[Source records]
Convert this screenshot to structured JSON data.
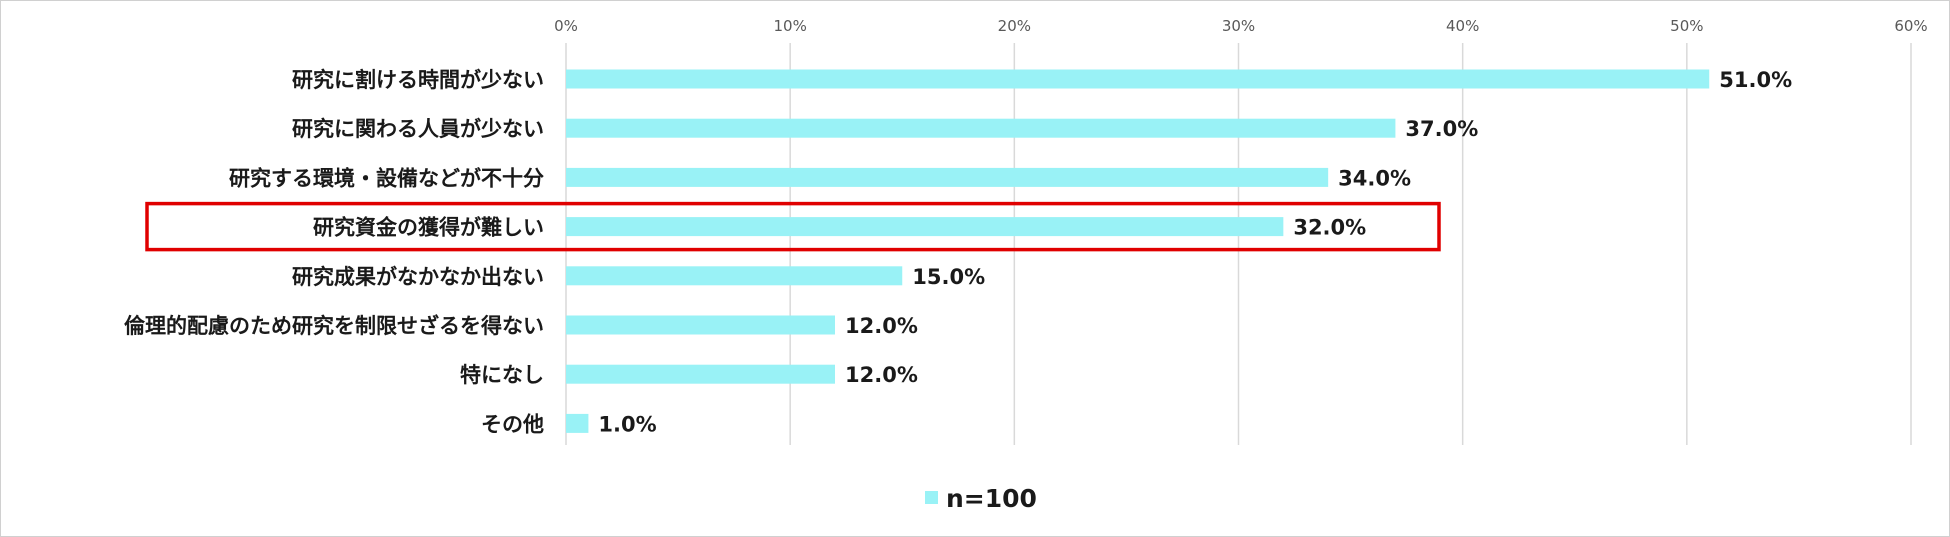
{
  "chart_data": {
    "type": "bar",
    "orientation": "horizontal",
    "categories": [
      "研究に割ける時間が少ない",
      "研究に関わる人員が少ない",
      "研究する環境・設備などが不十分",
      "研究資金の獲得が難しい",
      "研究成果がなかなか出ない",
      "倫理的配慮のため研究を制限せざるを得ない",
      "特になし",
      "その他"
    ],
    "series": [
      {
        "name": "n=100",
        "values": [
          51.0,
          37.0,
          34.0,
          32.0,
          15.0,
          12.0,
          12.0,
          1.0
        ]
      }
    ],
    "data_labels": [
      "51.0%",
      "37.0%",
      "34.0%",
      "32.0%",
      "15.0%",
      "12.0%",
      "12.0%",
      "1.0%"
    ],
    "xlim": [
      0,
      60
    ],
    "x_ticks": [
      0,
      10,
      20,
      30,
      40,
      50,
      60
    ],
    "x_tick_labels": [
      "0%",
      "10%",
      "20%",
      "30%",
      "40%",
      "50%",
      "60%"
    ],
    "x_axis_position": "top",
    "grid": true,
    "legend": "bottom",
    "highlighted_category": "研究資金の獲得が難しい",
    "colors": {
      "bar": "#99f2f6",
      "grid": "#d9d9d9",
      "highlight_box": "#e00000",
      "text": "#1a1a1a",
      "tick": "#595959"
    }
  }
}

*TASK GOAL:* Omit every picture, then repeat the remaining data exactly as it appears above.

*EXERCISE SOLUTION:*
Convert this screenshot to structured JSON data.
{
  "chart_data": {
    "type": "bar",
    "orientation": "horizontal",
    "categories": [
      "研究に割ける時間が少ない",
      "研究に関わる人員が少ない",
      "研究する環境・設備などが不十分",
      "研究資金の獲得が難しい",
      "研究成果がなかなか出ない",
      "倫理的配慮のため研究を制限せざるを得ない",
      "特になし",
      "その他"
    ],
    "series": [
      {
        "name": "n=100",
        "values": [
          51.0,
          37.0,
          34.0,
          32.0,
          15.0,
          12.0,
          12.0,
          1.0
        ]
      }
    ],
    "data_labels": [
      "51.0%",
      "37.0%",
      "34.0%",
      "32.0%",
      "15.0%",
      "12.0%",
      "12.0%",
      "1.0%"
    ],
    "xlim": [
      0,
      60
    ],
    "x_ticks": [
      0,
      10,
      20,
      30,
      40,
      50,
      60
    ],
    "x_tick_labels": [
      "0%",
      "10%",
      "20%",
      "30%",
      "40%",
      "50%",
      "60%"
    ],
    "x_axis_position": "top",
    "grid": true,
    "legend": "bottom",
    "highlighted_category": "研究資金の獲得が難しい",
    "colors": {
      "bar": "#99f2f6",
      "grid": "#d9d9d9",
      "highlight_box": "#e00000",
      "text": "#1a1a1a",
      "tick": "#595959"
    }
  }
}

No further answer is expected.